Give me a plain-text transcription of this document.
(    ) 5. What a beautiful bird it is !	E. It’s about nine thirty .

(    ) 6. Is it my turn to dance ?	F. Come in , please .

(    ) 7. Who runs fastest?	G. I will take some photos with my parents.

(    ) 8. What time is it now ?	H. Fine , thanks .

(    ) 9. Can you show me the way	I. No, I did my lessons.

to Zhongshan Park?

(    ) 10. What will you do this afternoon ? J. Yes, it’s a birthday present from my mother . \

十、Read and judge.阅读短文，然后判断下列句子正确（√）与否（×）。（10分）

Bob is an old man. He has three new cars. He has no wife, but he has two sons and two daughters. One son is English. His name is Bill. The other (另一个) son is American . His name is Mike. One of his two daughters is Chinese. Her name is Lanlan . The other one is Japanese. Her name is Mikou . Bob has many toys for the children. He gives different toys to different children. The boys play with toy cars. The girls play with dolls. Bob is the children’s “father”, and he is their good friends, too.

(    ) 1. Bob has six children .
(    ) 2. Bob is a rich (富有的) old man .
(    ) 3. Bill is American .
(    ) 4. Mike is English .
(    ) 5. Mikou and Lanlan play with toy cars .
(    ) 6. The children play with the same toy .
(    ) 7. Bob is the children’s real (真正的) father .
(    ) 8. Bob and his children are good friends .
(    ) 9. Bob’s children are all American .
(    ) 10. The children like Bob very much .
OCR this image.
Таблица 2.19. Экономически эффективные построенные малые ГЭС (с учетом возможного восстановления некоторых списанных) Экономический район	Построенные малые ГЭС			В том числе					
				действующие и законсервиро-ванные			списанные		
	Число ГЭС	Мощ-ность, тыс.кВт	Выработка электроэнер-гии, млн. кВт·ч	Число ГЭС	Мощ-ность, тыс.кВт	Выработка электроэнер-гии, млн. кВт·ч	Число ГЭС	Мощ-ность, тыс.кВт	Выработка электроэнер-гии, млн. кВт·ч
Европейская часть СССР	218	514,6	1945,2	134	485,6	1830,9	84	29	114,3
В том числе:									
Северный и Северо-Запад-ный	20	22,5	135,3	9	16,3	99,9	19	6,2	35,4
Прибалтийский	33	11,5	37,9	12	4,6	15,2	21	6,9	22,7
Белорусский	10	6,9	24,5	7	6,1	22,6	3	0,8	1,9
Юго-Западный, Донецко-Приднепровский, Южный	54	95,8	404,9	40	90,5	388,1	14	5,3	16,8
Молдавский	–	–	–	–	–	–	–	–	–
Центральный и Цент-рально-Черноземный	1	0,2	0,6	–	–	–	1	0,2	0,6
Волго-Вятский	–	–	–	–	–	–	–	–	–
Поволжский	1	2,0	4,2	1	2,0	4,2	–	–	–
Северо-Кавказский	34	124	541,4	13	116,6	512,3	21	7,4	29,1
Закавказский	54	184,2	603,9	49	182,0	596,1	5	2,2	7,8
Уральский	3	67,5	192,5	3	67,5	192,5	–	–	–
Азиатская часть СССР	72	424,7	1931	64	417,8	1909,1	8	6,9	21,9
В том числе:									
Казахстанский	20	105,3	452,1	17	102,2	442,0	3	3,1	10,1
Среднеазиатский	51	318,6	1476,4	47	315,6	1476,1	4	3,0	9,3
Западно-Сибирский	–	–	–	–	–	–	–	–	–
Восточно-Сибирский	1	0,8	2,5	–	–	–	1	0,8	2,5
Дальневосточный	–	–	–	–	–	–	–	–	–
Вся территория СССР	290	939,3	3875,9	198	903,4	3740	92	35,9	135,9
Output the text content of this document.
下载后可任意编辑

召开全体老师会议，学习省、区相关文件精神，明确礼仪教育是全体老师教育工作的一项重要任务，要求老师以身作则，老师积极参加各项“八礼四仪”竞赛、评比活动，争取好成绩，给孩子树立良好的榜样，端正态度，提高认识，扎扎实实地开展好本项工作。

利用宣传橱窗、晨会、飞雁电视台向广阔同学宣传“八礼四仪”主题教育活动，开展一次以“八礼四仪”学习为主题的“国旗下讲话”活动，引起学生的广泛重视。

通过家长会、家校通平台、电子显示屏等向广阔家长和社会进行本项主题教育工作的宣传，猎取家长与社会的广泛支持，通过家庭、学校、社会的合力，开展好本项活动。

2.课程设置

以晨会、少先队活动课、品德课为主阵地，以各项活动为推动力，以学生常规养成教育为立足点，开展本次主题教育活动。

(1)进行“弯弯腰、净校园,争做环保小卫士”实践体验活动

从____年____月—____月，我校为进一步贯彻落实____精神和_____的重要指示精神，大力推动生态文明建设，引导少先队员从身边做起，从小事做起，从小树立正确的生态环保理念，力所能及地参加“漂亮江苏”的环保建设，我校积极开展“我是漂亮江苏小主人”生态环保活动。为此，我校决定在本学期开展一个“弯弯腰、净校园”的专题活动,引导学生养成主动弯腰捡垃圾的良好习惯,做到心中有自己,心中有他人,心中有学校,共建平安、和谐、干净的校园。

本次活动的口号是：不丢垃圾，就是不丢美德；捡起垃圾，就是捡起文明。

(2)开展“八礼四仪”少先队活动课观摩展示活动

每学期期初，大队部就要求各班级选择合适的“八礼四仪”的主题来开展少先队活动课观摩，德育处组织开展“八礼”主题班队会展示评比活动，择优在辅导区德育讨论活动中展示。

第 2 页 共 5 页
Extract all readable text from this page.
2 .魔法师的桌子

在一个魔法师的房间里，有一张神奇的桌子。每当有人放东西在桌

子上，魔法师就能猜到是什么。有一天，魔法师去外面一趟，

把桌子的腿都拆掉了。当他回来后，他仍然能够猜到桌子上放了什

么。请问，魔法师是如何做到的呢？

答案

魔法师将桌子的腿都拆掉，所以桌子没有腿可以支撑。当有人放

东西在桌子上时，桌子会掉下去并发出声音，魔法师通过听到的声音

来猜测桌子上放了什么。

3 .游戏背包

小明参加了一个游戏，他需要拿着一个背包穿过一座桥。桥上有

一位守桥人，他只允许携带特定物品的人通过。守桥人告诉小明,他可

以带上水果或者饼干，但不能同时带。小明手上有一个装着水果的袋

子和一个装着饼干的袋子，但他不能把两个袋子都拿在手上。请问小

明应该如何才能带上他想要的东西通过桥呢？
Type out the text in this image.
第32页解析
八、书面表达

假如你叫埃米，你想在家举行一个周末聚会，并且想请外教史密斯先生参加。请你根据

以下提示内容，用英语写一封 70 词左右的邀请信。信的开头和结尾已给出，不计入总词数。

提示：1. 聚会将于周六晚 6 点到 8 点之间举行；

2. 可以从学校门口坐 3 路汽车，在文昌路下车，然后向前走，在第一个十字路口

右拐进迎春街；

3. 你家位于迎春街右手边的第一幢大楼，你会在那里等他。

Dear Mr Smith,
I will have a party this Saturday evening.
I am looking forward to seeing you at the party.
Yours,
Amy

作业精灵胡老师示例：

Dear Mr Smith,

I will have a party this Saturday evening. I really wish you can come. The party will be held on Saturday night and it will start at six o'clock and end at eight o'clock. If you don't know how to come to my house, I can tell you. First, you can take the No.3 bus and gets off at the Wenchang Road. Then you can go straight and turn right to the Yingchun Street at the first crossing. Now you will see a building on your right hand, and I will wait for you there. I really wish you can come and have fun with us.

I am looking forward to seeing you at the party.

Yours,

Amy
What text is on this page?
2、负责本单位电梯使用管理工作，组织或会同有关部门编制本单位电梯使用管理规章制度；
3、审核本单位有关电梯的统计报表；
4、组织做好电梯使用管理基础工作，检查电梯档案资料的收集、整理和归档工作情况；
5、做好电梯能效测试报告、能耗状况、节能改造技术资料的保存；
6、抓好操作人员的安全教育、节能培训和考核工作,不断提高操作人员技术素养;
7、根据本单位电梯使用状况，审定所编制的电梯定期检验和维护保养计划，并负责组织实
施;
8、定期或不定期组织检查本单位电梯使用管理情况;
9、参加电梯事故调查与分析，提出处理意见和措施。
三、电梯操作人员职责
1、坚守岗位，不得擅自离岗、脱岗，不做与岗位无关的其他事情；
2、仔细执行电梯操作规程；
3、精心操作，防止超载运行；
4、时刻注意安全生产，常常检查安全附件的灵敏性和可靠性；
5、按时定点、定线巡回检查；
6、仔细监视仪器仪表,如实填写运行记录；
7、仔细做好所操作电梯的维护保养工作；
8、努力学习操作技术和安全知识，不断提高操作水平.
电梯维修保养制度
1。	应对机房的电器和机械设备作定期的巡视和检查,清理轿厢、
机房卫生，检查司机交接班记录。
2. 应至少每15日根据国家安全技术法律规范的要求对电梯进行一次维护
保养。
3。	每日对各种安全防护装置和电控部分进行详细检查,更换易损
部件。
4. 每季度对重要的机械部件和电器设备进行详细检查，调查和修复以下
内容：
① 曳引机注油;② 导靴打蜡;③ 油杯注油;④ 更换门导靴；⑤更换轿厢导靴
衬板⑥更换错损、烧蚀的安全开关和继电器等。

------------------------------------

INSTRUCTIONS FOR THE TASK: Copy out every line of the material above that mentions the word "text".

RESULT:
Give me a plain-text transcription of this document.
Output the text content of this document.
Extract all readable text from this page.
Type out the text in this image.
What text is on this page?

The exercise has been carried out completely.